PAGE EXTRACT start
Using Kairos to fully bootstrap a Kubernetes cluster with (almost) zero intervention

kairos

Background and motivation

Many people use tools like Terraform, Ansible, custom boot scripts and more to provision and maintain their Kubernetes nodes. These tools are powerful but they do have a downside of only partially achieving what should be the ultimate goal: declarative configuration with an immutable OS. Talos is a great, popular tool that can step in here, but unfortunately Talos is a specific distribution so if you want to customize or install even one thing that is not already there, you need to duplicate Talos' image building pipelines and then maintain your variant in perpetuity. Kairos can help here, as Kairos is a meta-distribution which means you can use any base you want and indeed, can customize your base image however you want from whatever base you choose. After it has been customized, the OS is immutable, just like Talos.
PAGE EXTRACT end
## WHAT IS BEING ASKED
Resume the article on bootstrapping a Kubernetes cluster with Kairos, starting right after its final sentence.
DATASET CONTENT start
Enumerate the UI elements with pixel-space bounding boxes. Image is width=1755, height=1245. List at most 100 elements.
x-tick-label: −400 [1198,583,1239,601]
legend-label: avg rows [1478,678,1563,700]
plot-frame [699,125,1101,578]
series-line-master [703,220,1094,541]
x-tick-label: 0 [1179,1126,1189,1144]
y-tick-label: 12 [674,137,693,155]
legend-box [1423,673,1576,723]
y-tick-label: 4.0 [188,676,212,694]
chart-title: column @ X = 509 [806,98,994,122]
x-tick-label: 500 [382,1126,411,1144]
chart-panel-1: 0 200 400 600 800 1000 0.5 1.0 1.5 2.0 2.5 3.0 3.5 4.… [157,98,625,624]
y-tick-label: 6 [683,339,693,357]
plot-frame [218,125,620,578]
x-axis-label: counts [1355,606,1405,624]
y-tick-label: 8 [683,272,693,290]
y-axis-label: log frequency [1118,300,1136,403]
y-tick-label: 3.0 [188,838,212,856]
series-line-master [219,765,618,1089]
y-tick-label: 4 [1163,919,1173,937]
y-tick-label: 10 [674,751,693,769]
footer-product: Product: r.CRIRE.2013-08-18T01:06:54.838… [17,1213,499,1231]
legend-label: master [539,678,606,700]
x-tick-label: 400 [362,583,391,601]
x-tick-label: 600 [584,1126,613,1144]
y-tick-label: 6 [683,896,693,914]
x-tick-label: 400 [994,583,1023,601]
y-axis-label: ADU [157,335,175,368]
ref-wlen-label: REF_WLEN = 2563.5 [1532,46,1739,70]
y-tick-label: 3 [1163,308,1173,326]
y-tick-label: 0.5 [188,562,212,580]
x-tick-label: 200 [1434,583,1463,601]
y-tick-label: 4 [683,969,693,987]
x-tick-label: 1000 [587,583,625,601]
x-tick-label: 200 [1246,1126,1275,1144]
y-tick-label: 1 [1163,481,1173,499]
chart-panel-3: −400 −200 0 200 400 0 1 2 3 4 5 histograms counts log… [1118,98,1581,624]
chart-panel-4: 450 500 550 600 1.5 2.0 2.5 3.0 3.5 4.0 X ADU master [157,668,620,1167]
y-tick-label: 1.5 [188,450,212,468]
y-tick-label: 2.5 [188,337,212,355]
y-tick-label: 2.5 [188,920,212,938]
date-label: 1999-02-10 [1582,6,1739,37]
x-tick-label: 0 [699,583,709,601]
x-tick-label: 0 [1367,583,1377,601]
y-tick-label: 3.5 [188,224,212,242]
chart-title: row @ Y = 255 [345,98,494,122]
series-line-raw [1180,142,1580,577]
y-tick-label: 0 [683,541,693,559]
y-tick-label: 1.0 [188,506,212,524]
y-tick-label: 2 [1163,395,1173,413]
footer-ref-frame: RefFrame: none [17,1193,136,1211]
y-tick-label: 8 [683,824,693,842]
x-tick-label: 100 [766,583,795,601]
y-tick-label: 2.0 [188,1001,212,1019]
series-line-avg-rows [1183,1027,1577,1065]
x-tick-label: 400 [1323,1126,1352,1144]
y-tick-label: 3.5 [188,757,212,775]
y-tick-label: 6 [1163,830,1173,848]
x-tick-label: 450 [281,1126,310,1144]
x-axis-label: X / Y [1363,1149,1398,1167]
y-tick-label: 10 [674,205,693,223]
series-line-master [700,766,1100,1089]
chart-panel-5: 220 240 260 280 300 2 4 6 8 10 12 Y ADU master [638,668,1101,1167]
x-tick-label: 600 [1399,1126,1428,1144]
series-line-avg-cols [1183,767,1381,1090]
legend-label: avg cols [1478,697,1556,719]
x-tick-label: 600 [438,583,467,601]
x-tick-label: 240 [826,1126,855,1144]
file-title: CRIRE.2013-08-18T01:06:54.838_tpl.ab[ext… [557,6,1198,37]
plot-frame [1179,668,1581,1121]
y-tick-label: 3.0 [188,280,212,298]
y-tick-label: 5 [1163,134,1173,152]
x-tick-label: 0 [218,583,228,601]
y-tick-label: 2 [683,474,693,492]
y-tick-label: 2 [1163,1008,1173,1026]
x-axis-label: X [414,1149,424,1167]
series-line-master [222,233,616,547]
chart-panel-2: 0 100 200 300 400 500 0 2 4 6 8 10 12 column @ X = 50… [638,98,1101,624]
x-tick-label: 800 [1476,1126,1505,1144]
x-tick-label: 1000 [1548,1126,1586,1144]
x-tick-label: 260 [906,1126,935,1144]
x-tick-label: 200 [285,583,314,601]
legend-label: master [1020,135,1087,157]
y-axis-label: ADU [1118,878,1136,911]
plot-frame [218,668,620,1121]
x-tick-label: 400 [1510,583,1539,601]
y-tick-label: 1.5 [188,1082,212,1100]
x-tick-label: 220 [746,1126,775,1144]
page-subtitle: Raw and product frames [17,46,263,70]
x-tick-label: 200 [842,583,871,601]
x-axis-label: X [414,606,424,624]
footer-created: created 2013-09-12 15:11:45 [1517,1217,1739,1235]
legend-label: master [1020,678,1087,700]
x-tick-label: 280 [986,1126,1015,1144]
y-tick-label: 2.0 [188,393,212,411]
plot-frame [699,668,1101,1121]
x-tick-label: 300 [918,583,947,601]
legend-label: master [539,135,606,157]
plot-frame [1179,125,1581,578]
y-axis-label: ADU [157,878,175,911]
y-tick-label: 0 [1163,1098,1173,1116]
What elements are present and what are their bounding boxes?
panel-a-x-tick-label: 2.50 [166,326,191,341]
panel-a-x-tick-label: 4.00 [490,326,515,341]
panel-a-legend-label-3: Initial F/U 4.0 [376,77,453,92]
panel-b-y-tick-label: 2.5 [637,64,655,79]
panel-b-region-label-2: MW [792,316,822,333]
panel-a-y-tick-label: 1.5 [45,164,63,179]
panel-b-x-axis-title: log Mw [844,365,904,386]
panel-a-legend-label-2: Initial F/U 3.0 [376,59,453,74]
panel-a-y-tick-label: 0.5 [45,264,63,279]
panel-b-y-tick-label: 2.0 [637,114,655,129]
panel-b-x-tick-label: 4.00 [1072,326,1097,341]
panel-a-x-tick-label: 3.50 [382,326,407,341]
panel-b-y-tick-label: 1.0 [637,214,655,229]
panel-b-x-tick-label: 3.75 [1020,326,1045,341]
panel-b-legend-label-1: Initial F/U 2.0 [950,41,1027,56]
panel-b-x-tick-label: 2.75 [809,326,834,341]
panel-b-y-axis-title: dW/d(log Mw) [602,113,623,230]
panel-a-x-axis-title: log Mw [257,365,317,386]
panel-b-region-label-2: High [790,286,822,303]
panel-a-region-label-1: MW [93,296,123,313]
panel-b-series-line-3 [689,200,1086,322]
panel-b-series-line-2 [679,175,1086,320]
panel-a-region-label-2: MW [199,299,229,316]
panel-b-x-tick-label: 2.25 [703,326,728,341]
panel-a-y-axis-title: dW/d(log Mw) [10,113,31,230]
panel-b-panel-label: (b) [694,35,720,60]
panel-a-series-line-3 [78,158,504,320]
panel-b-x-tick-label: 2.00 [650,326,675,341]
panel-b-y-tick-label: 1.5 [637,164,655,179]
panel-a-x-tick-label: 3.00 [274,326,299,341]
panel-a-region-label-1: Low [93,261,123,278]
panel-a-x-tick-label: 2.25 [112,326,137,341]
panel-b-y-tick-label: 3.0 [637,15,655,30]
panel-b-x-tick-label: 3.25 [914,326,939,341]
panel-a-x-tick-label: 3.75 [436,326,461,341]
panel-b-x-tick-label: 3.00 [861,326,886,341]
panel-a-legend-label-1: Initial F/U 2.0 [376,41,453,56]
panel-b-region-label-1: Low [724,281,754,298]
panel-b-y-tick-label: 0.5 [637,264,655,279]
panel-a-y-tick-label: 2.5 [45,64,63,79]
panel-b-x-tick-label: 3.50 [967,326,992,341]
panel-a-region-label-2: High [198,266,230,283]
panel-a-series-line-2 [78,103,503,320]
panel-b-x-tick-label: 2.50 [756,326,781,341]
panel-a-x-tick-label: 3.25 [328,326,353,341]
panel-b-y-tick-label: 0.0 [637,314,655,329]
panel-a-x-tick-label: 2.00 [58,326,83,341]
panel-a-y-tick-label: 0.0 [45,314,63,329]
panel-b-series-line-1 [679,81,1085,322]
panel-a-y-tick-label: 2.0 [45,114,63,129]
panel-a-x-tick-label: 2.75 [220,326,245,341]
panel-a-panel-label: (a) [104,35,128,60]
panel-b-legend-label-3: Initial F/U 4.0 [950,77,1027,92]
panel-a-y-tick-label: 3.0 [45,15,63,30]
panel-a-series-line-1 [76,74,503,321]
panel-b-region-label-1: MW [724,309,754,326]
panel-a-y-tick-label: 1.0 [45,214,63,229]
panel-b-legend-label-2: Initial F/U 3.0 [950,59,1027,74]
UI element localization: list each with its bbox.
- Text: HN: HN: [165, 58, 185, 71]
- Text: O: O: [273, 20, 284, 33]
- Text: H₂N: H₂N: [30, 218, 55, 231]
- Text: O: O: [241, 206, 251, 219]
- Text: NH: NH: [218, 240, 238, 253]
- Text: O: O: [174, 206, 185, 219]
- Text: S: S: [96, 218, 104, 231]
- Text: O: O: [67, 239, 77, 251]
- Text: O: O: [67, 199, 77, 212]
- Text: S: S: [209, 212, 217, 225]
DATASET CONTENT end
## THE RESULT
How to

Requirements

  • A way to run a container in the network in which your hosts will be booting.
    • Running it on a NAS is a great idea, or even a single-board computer.
    • It needs at least 2GB free space if you're only working with one image, more if you're testing, building or using many images.
    • 256MB memory should be plenty.
  • DHCP server. Most networks probably already have one of these.
  • Servers to boot. These can be virtual or physical.
  • A way to control which device the servers boot from, such as a keyboard to bring up a one-time boot menu.

Let's go!

Set up the AuroraBoot container

AuroraBoot is a tool that takes a system image and automatically advertises it to machines that boot on the same network and request an address through DHCP. You may have heard of NetBoot, it's similar to that but simplified and geared towards usage with Kairos. Use your preferred way to run containers - I will continue with an example config that should work on any system with docker, docker-compose and systemd. Use this gist as a guide. Here's a docker-compose file you can use:

version: "2.1"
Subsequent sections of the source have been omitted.